How many lines in the records below contain the word "using"? Answer with the number alone.
______
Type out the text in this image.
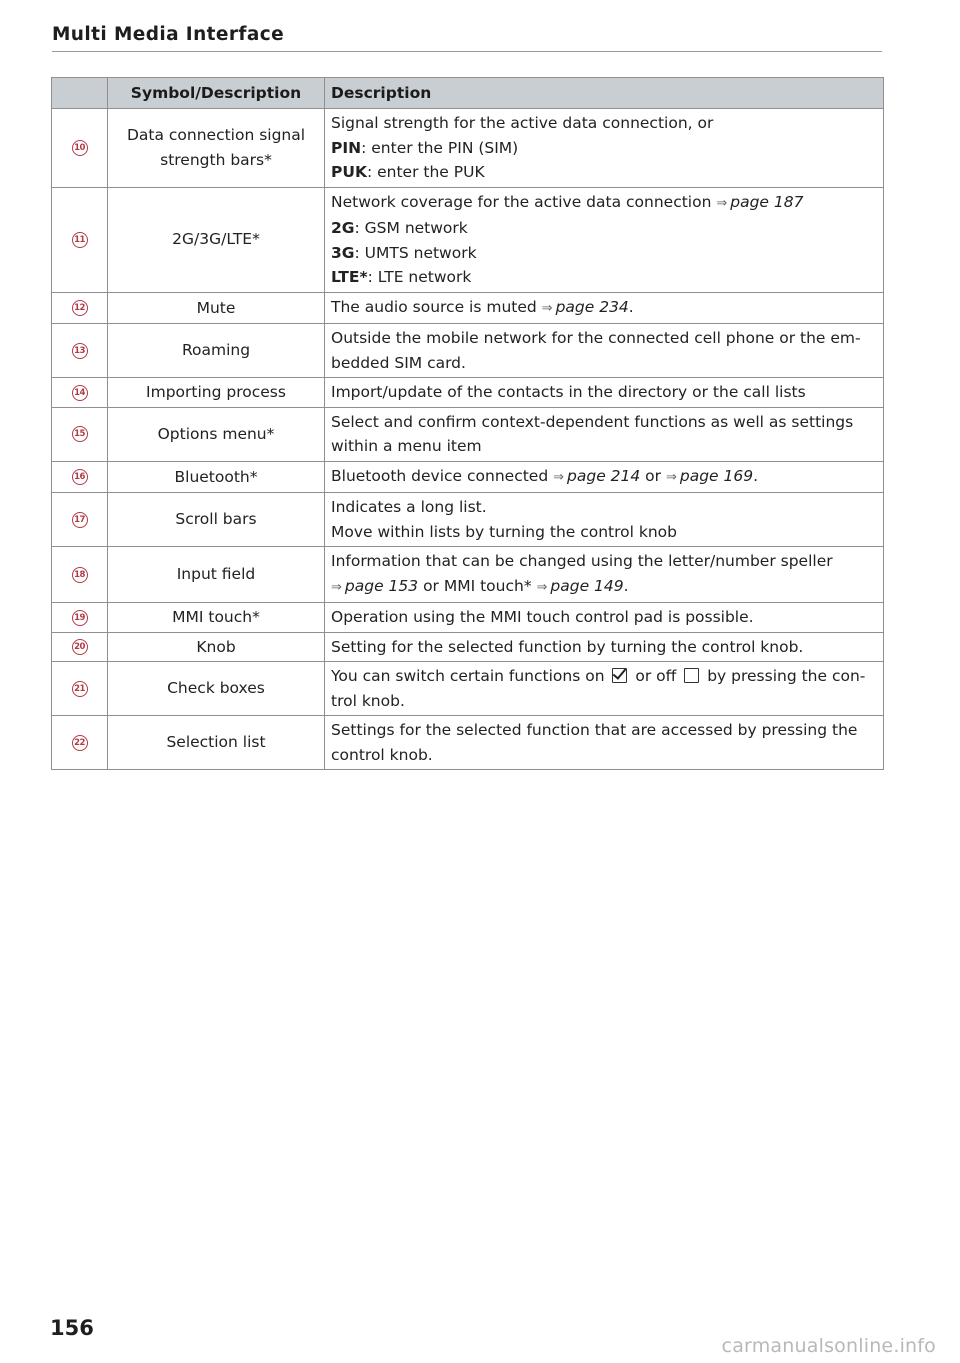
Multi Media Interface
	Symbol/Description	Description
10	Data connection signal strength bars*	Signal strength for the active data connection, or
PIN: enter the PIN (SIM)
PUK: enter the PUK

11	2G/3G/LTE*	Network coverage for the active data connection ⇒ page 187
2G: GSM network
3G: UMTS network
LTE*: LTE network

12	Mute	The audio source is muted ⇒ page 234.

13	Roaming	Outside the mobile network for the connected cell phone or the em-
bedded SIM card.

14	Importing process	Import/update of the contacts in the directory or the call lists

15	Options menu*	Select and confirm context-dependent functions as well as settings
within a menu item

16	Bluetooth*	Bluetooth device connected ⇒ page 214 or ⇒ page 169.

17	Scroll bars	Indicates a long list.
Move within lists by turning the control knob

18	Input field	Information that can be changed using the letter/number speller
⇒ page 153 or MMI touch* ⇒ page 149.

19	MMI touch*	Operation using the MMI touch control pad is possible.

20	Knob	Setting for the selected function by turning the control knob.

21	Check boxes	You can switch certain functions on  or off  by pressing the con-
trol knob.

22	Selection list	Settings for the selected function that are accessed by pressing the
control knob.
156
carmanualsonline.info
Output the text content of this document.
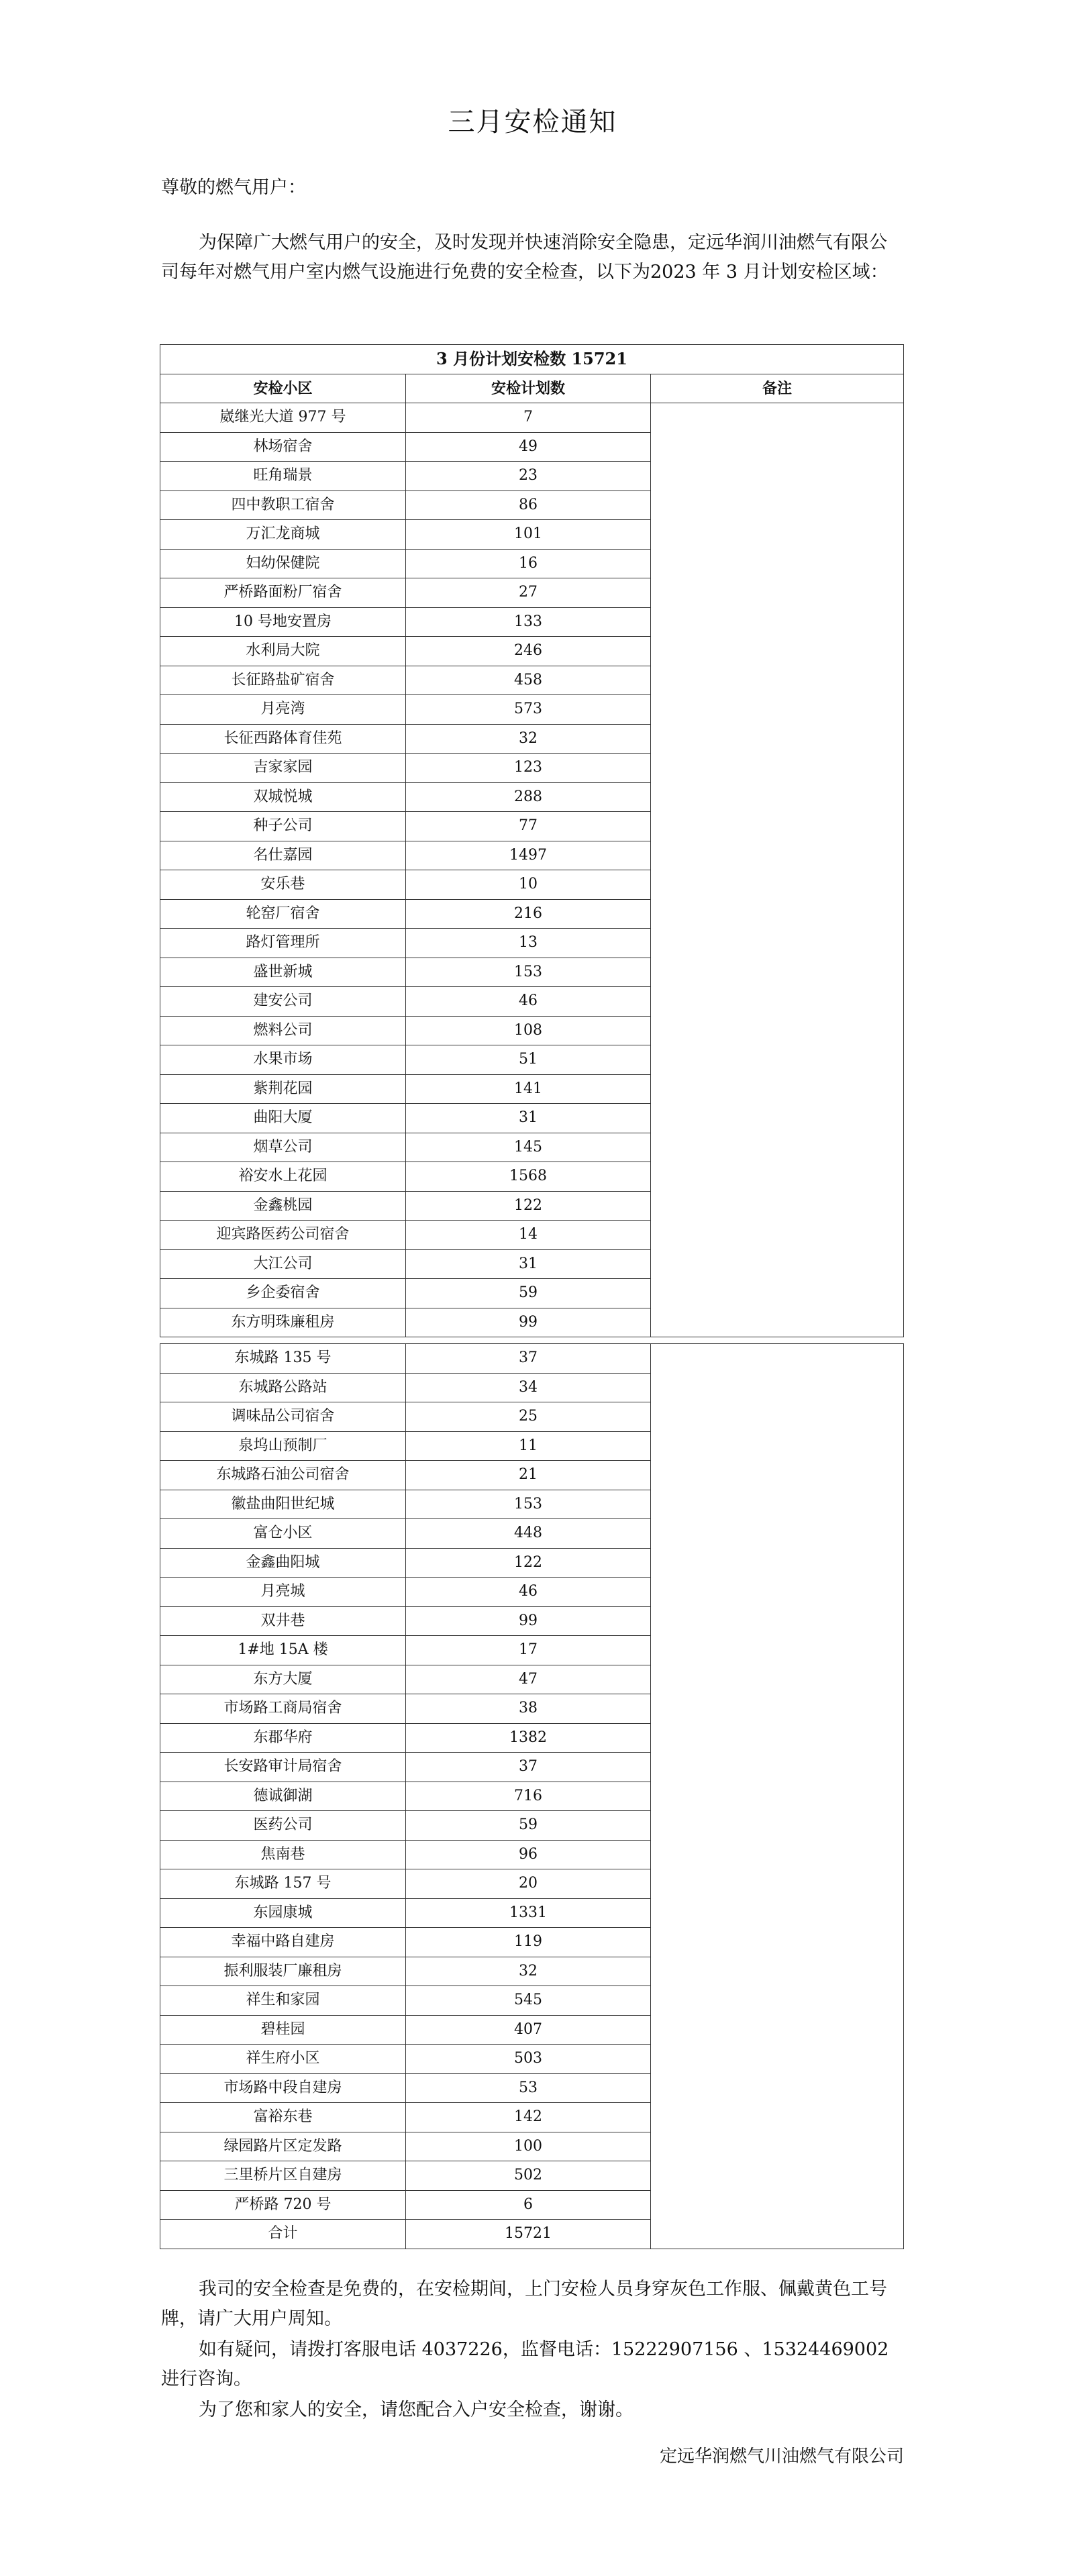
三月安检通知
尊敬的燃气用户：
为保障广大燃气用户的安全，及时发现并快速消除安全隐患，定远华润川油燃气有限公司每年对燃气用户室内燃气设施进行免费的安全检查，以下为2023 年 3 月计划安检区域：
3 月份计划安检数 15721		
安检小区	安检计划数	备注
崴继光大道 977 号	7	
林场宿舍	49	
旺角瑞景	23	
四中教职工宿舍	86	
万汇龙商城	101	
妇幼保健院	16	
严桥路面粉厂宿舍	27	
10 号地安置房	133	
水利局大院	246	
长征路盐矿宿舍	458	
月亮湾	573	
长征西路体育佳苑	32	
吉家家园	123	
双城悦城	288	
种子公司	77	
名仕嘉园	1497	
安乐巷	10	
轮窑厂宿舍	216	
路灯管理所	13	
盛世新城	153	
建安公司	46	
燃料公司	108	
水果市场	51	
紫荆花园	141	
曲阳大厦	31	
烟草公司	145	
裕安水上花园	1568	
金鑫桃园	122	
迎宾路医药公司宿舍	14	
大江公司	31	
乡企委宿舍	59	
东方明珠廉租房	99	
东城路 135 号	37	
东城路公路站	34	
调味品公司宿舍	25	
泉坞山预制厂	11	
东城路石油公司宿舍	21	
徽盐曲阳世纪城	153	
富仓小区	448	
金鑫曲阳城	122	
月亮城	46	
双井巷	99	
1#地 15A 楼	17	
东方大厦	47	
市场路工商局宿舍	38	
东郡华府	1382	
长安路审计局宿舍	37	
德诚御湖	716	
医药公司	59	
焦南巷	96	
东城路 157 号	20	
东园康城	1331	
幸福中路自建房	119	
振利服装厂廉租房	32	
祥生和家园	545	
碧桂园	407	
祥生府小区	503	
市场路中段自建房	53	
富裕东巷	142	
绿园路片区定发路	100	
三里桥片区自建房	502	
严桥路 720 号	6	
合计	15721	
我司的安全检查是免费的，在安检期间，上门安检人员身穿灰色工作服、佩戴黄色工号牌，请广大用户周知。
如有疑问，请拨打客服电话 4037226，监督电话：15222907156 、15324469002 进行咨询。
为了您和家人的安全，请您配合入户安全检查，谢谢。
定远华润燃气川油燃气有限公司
______
• Output of the task:
2